§ Written exercise: What follows are records. Restate all of them word for word.

§ Supplied material:
▬▬▬▬▬▬

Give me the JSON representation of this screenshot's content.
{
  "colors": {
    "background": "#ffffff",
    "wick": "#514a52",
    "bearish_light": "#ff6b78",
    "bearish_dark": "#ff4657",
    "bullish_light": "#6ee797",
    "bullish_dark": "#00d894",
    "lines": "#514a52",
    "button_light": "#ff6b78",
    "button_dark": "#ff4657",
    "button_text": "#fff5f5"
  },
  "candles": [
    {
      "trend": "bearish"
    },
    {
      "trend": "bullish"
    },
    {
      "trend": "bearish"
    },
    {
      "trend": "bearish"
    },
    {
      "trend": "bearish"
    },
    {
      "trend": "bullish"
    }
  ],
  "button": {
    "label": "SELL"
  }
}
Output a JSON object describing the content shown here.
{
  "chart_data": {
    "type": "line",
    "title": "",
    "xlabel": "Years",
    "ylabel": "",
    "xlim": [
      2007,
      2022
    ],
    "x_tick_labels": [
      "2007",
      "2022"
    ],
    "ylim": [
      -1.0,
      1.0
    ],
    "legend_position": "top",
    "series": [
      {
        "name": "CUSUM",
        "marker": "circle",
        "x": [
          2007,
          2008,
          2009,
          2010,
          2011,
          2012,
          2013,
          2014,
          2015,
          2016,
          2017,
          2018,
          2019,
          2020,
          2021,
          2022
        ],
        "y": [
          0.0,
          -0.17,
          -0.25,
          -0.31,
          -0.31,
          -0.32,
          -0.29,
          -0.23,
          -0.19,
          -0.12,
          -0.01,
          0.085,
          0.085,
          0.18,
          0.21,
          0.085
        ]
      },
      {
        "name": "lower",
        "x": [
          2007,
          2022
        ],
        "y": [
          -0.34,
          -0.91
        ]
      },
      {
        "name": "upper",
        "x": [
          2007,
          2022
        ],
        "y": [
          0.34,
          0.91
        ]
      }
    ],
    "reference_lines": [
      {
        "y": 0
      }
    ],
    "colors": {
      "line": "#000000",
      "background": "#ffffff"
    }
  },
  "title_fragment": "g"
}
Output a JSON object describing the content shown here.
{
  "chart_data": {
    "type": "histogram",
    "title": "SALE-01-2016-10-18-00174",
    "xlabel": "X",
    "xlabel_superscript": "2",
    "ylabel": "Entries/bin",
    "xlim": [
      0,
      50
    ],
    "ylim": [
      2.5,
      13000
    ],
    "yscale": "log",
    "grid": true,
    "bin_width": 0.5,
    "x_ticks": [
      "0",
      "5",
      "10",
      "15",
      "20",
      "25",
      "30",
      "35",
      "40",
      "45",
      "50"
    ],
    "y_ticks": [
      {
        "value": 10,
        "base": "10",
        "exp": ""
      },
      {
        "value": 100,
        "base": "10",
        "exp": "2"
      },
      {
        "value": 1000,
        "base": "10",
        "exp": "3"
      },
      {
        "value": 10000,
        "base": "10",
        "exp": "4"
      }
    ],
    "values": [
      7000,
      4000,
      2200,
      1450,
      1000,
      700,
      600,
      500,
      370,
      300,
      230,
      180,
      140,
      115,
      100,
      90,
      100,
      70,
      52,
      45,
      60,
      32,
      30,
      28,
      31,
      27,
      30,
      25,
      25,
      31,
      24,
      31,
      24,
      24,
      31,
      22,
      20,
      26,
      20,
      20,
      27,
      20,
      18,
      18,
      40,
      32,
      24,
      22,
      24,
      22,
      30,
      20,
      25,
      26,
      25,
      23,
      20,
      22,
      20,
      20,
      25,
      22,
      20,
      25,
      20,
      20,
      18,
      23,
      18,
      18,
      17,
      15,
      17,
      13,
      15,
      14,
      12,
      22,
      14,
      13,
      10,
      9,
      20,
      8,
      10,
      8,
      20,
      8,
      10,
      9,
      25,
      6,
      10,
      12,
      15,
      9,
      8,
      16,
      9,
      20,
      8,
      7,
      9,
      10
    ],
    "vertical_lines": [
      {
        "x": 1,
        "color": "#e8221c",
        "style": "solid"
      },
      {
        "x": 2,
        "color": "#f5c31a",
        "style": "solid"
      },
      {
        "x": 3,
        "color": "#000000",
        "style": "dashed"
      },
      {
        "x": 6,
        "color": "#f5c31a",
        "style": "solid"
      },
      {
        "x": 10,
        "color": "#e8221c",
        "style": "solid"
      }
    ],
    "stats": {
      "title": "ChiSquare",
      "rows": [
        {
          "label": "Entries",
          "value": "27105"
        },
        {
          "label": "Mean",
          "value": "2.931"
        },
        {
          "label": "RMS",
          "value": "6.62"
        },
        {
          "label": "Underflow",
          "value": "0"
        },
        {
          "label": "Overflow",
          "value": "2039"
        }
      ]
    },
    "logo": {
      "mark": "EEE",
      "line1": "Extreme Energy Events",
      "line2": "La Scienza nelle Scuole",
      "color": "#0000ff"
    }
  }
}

▬▬▬▬▬▬

§ Result:
Give me the JSON representation of this screenshot's content.
{
  "colors": {
    "background": "#ffffff",
    "wick": "#514a52",
    "bearish_light": "#ff6b78",
    "bearish_dark": "#ff4657",
    "bullish_light": "#6ee797",
    "bullish_dark": "#00d894",
    "lines": "#514a52",
    "button_light": "#ff6b78",
    "button_dark": "#ff4657",
    "button_text": "#fff5f5"
  },
  "candles": [
    {
      "trend": "bearish"
    },
    {
      "trend": "bullish"
    },
    {
      "trend": "bearish"
    },
    {
      "trend": "bearish"
    },
    {
      "trend": "bearish"
    },
    {
      "trend": "bullish"
    }
  ],
  "button": {
    "label": "SELL"
  }
}
Output a JSON object describing the content shown here.
{
  "chart_data": {
    "type": "line",
    "title": "",
    "xlabel": "Years",
    "ylabel": "",
    "xlim": [
      2007,
      2022
    ],
    "x_tick_labels": [
      "2007",
      "2022"
    ],
    "ylim": [
      -1.0,
      1.0
    ],
    "legend_position": "top",
    "series": [
      {
        "name": "CUSUM",
        "marker": "circle",
        "x": [
          2007,
          2008,
          2009,
          2010,
          2011,
          2012,
          2013,
          2014,
          2015,
          2016,
          2017,
          2018,
          2019,
          2020,
          2021,
          2022
        ],
        "y": [
          0.0,
          -0.17,
          -0.25,
          -0.31,
          -0.31,
          -0.32,
          -0.29,
          -0.23,
          -0.19,
          -0.12,
          -0.01,
          0.085,
          0.085,
          0.18,
          0.21,
          0.085
        ]
      },
      {
        "name": "lower",
        "x": [
          2007,
          2022
        ],
        "y": [
          -0.34,
          -0.91
        ]
      },
      {
        "name": "upper",
        "x": [
          2007,
          2022
        ],
        "y": [
          0.34,
          0.91
        ]
      }
    ],
    "reference_lines": [
      {
        "y": 0
      }
    ],
    "colors": {
      "line": "#000000",
      "background": "#ffffff"
    }
  },
  "title_fragment": "g"
}
Output a JSON object describing the content shown here.
{
  "chart_data": {
    "type": "histogram",
    "title": "SALE-01-2016-10-18-00174",
    "xlabel": "X",
    "xlabel_superscript": "2",
    "ylabel": "Entries/bin",
    "xlim": [
      0,
      50
    ],
    "ylim": [
      2.5,
      13000
    ],
    "yscale": "log",
    "grid": true,
    "bin_width": 0.5,
    "x_ticks": [
      "0",
      "5",
      "10",
      "15",
      "20",
      "25",
      "30",
      "35",
      "40",
      "45",
      "50"
    ],
    "y_ticks": [
      {
        "value": 10,
        "base": "10",
        "exp": ""
      },
      {
        "value": 100,
        "base": "10",
        "exp": "2"
      },
      {
        "value": 1000,
        "base": "10",
        "exp": "3"
      },
      {
        "value": 10000,
        "base": "10",
        "exp": "4"
      }
    ],
    "values": [
      7000,
      4000,
      2200,
      1450,
      1000,
      700,
      600,
      500,
      370,
      300,
      230,
      180,
      140,
      115,
      100,
      90,
      100,
      70,
      52,
      45,
      60,
      32,
      30,
      28,
      31,
      27,
      30,
      25,
      25,
      31,
      24,
      31,
      24,
      24,
      31,
      22,
      20,
      26,
      20,
      20,
      27,
      20,
      18,
      18,
      40,
      32,
      24,
      22,
      24,
      22,
      30,
      20,
      25,
      26,
      25,
      23,
      20,
      22,
      20,
      20,
      25,
      22,
      20,
      25,
      20,
      20,
      18,
      23,
      18,
      18,
      17,
      15,
      17,
      13,
      15,
      14,
      12,
      22,
      14,
      13,
      10,
      9,
      20,
      8,
      10,
      8,
      20,
      8,
      10,
      9,
      25,
      6,
      10,
      12,
      15,
      9,
      8,
      16,
      9,
      20,
      8,
      7,
      9,
      10
    ],
    "vertical_lines": [
      {
        "x": 1,
        "color": "#e8221c",
        "style": "solid"
      },
      {
        "x": 2,
        "color": "#f5c31a",
        "style": "solid"
      },
      {
        "x": 3,
        "color": "#000000",
        "style": "dashed"
      },
      {
        "x": 6,
        "color": "#f5c31a",
        "style": "solid"
      },
      {
        "x": 10,
        "color": "#e8221c",
        "style": "solid"
      }
    ],
    "stats": {
      "title": "ChiSquare",
      "rows": [
        {
          "label": "Entries",
          "value": "27105"
        },
        {
          "label": "Mean",
          "value": "2.931"
        },
        {
          "label": "RMS",
          "value": "6.62"
        },
        {
          "label": "Underflow",
          "value": "0"
        },
        {
          "label": "Overflow",
          "value": "2039"
        }
      ]
    },
    "logo": {
      "mark": "EEE",
      "line1": "Extreme Energy Events",
      "line2": "La Scienza nelle Scuole",
      "color": "#0000ff"
    }
  }
}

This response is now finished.